**Task objective**:
Your task is to copy every line of the entries that contains "after".

**Dataset extract**:
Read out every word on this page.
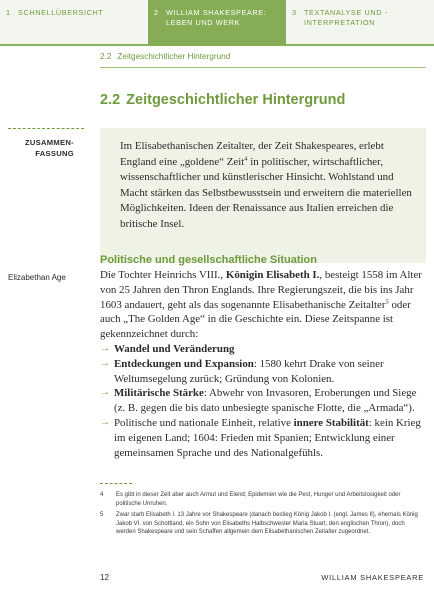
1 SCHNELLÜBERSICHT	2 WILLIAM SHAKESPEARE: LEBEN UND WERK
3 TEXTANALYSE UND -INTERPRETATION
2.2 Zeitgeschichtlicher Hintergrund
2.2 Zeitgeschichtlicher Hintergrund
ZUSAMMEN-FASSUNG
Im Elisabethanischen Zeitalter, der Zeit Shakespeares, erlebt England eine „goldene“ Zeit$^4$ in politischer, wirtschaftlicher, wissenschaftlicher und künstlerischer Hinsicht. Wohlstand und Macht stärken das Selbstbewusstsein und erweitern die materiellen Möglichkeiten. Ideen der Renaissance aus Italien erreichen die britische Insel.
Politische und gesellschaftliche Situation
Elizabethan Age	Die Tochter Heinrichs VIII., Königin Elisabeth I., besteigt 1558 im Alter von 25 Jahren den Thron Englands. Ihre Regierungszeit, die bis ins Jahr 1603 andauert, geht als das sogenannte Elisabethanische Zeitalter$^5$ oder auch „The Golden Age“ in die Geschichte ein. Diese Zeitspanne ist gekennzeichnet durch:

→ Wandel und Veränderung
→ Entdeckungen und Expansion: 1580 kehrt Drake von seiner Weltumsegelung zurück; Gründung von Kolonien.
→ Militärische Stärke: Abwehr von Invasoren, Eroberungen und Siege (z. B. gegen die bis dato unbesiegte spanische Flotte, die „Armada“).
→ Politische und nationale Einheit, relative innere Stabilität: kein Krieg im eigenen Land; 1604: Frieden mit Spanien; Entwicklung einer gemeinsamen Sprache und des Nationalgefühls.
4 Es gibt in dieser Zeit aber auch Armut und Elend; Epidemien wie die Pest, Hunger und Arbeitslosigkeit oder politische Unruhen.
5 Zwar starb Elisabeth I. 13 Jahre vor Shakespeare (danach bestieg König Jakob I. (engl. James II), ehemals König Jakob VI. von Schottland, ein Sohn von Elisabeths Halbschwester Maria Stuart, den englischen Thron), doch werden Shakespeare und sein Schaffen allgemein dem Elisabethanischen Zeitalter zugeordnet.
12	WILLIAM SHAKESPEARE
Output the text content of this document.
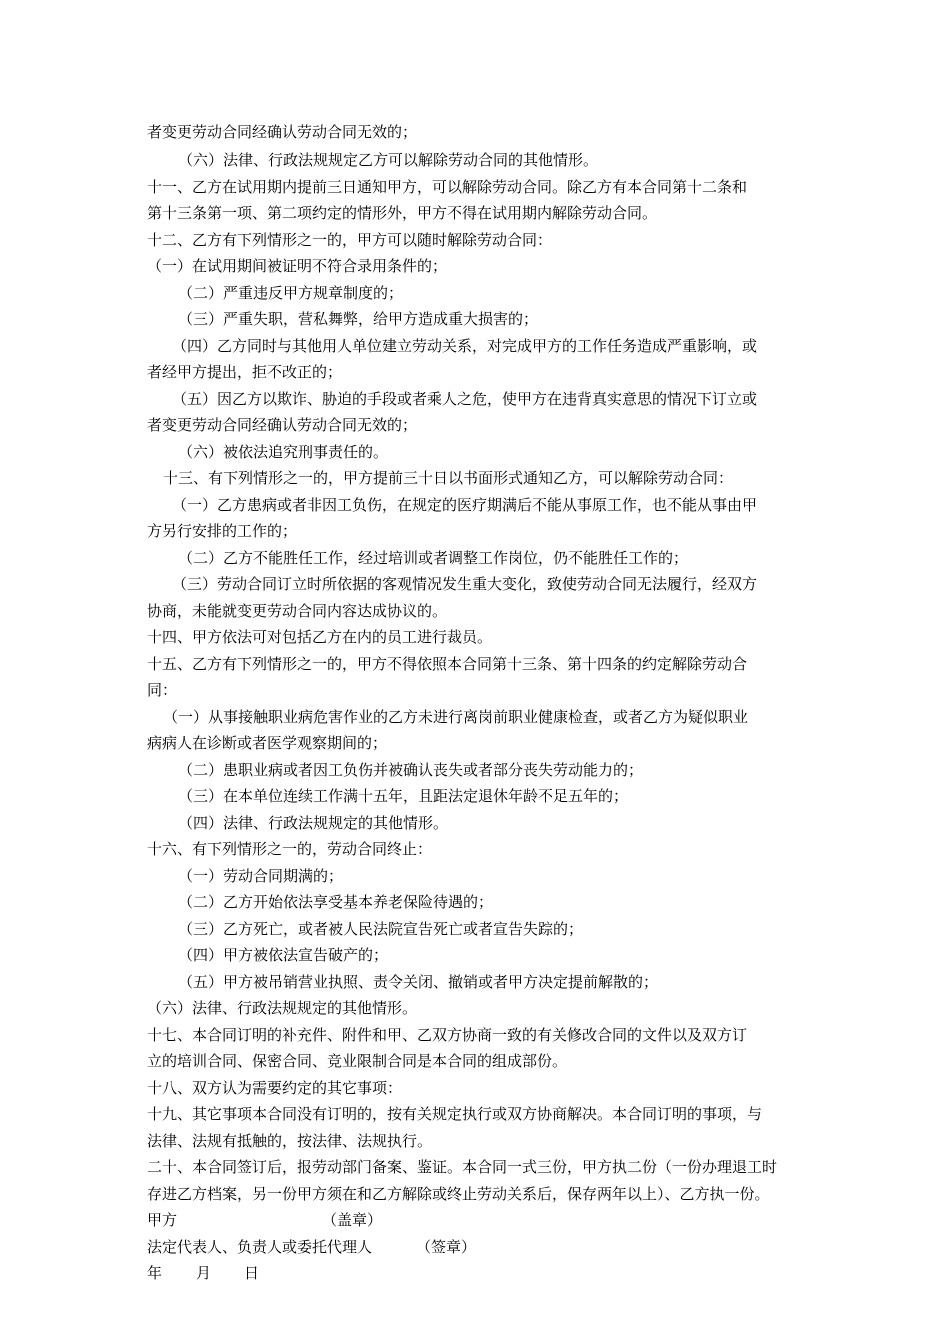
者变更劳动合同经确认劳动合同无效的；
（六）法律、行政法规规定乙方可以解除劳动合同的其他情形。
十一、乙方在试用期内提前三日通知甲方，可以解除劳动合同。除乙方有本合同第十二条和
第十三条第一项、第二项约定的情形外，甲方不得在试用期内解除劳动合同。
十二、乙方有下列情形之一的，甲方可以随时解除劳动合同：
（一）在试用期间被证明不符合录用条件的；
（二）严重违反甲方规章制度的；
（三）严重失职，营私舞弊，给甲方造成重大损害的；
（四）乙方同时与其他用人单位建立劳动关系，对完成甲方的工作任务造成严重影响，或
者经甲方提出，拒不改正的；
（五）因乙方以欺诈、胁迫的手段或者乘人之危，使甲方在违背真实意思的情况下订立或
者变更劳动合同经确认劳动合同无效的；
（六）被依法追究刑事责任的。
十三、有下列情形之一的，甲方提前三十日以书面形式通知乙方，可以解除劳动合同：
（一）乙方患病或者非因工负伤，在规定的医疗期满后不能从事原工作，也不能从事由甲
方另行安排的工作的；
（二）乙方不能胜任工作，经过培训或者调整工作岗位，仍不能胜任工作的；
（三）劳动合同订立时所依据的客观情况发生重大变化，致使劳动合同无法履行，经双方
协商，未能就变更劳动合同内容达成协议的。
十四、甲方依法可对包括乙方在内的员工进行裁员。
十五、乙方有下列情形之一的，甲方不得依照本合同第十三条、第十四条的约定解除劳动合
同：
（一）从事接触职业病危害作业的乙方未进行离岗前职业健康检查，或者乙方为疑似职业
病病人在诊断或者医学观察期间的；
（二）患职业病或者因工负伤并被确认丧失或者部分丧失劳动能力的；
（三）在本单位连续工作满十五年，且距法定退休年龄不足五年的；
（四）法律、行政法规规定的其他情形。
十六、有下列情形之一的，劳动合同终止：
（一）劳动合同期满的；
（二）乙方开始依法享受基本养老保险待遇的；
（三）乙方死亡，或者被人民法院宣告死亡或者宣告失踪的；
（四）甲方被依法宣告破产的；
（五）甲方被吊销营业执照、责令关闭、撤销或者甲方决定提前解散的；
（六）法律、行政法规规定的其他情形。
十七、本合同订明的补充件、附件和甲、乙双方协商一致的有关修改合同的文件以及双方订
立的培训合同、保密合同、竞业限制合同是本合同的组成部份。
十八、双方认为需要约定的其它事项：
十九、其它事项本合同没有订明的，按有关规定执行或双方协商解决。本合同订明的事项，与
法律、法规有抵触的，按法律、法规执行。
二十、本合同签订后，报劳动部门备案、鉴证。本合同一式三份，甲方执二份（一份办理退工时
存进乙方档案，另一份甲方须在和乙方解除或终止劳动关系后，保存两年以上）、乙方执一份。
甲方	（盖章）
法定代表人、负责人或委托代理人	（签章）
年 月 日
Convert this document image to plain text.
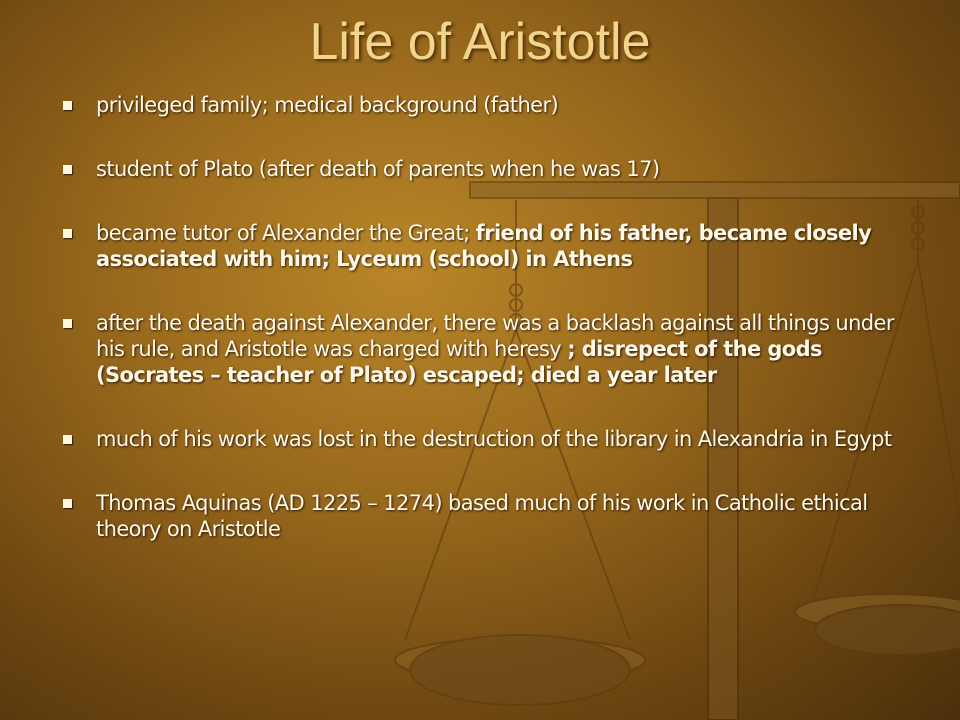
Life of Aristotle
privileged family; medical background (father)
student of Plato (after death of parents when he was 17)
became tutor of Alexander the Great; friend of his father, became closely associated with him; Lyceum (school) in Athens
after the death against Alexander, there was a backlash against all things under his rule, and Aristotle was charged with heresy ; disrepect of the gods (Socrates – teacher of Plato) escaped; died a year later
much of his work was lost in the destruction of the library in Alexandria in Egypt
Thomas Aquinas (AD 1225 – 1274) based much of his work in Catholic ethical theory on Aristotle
--
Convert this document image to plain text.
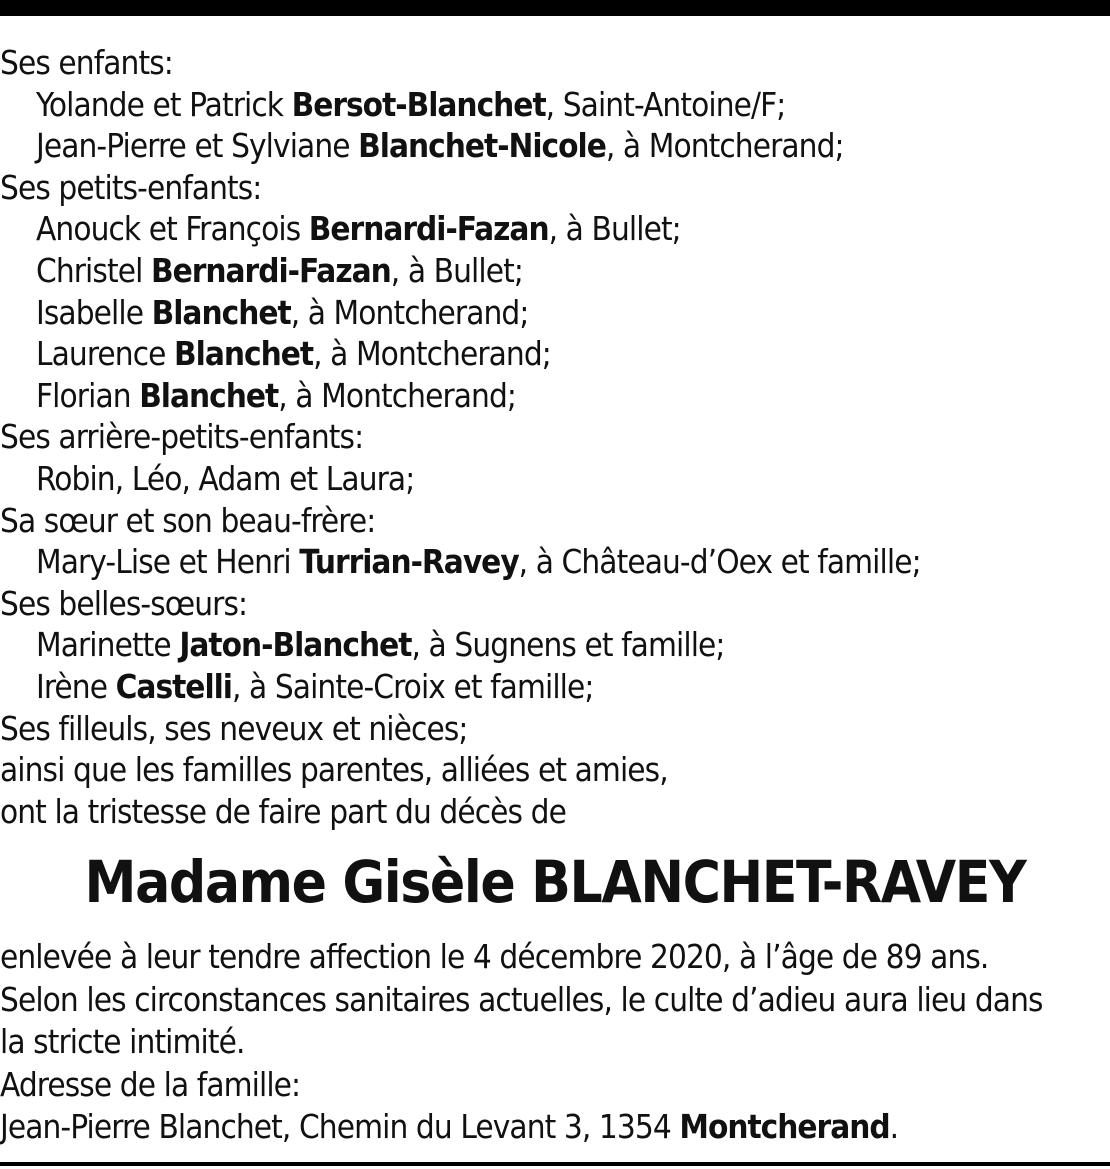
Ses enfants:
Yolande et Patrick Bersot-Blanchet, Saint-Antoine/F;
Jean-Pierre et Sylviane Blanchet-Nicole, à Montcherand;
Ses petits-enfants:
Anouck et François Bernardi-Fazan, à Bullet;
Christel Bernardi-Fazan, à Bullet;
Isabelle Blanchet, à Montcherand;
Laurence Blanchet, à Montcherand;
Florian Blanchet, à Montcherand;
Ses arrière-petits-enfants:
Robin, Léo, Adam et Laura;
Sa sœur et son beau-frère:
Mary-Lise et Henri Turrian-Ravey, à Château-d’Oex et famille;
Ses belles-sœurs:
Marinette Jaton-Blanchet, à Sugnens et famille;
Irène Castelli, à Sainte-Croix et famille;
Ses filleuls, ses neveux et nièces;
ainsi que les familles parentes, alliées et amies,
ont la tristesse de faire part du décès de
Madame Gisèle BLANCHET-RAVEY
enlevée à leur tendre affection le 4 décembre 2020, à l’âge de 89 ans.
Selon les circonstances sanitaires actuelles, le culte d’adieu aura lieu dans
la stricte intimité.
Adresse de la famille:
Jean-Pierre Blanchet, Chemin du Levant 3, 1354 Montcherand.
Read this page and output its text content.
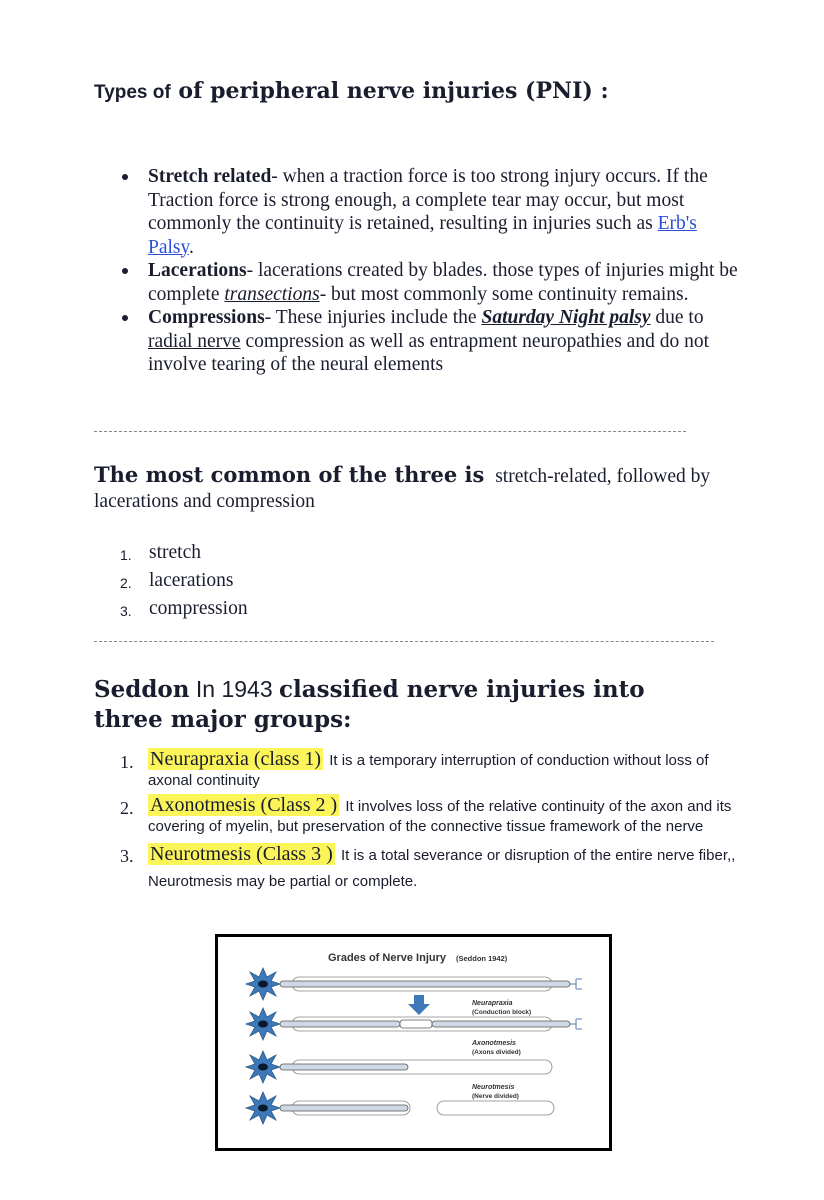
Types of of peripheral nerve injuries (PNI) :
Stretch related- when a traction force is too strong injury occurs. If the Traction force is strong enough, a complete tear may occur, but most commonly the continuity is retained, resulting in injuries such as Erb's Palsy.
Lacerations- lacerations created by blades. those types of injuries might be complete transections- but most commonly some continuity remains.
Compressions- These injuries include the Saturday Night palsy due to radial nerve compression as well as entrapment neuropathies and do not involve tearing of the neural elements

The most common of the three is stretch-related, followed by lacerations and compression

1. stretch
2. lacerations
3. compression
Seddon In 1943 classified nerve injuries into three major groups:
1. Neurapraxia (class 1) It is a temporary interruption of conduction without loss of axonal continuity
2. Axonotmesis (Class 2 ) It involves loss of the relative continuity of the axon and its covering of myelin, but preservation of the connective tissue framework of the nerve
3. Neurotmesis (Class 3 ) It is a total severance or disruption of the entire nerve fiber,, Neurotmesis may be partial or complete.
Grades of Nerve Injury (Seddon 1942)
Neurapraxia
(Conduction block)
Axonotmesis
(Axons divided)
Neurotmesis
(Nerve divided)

**Task output**:
student of Plato (after death of parents when he was 17)
after the death against Alexander, there was a backlash against all things under his rule, and Aristotle was charged with heresy ; disrepect of the gods (Socrates – teacher of Plato) escaped; died a year later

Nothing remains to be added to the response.